--- START OF Excerpted records ---

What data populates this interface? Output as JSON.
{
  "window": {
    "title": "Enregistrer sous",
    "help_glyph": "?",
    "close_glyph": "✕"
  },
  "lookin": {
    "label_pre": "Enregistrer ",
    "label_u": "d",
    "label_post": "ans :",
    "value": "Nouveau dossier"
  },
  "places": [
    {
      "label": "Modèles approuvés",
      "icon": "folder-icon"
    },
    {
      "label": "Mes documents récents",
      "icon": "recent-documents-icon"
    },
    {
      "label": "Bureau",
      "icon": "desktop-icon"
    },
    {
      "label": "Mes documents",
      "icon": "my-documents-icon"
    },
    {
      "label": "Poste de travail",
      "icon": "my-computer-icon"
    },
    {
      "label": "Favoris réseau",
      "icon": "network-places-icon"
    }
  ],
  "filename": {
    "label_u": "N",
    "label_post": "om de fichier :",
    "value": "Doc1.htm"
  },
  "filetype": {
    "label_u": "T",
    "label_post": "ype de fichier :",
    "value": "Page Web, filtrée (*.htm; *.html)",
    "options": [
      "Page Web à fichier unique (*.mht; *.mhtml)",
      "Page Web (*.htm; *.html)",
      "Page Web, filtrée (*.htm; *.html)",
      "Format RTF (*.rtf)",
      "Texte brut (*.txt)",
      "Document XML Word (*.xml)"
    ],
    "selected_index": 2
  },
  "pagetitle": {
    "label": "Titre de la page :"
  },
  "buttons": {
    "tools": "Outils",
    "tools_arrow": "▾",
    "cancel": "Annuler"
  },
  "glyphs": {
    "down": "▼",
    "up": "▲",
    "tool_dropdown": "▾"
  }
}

--- END OF Excerpted records ---

Your task
Without leaving anything out, quote all the data.

Answer to this task
What data populates this interface? Output as JSON.
{
  "window": {
    "title": "Enregistrer sous",
    "help_glyph": "?",
    "close_glyph": "✕"
  },
  "lookin": {
    "label_pre": "Enregistrer ",
    "label_u": "d",
    "label_post": "ans :",
    "value": "Nouveau dossier"
  },
  "places": [
    {
      "label": "Modèles approuvés",
      "icon": "folder-icon"
    },
    {
      "label": "Mes documents récents",
      "icon": "recent-documents-icon"
    },
    {
      "label": "Bureau",
      "icon": "desktop-icon"
    },
    {
      "label": "Mes documents",
      "icon": "my-documents-icon"
    },
    {
      "label": "Poste de travail",
      "icon": "my-computer-icon"
    },
    {
      "label": "Favoris réseau",
      "icon": "network-places-icon"
    }
  ],
  "filename": {
    "label_u": "N",
    "label_post": "om de fichier :",
    "value": "Doc1.htm"
  },
  "filetype": {
    "label_u": "T",
    "label_post": "ype de fichier :",
    "value": "Page Web, filtrée (*.htm; *.html)",
    "options": [
      "Page Web à fichier unique (*.mht; *.mhtml)",
      "Page Web (*.htm; *.html)",
      "Page Web, filtrée (*.htm; *.html)",
      "Format RTF (*.rtf)",
      "Texte brut (*.txt)",
      "Document XML Word (*.xml)"
    ],
    "selected_index": 2
  },
  "pagetitle": {
    "label": "Titre de la page :"
  },
  "buttons": {
    "tools": "Outils",
    "tools_arrow": "▾",
    "cancel": "Annuler"
  },
  "glyphs": {
    "down": "▼",
    "up": "▲",
    "tool_dropdown": "▾"
  }
}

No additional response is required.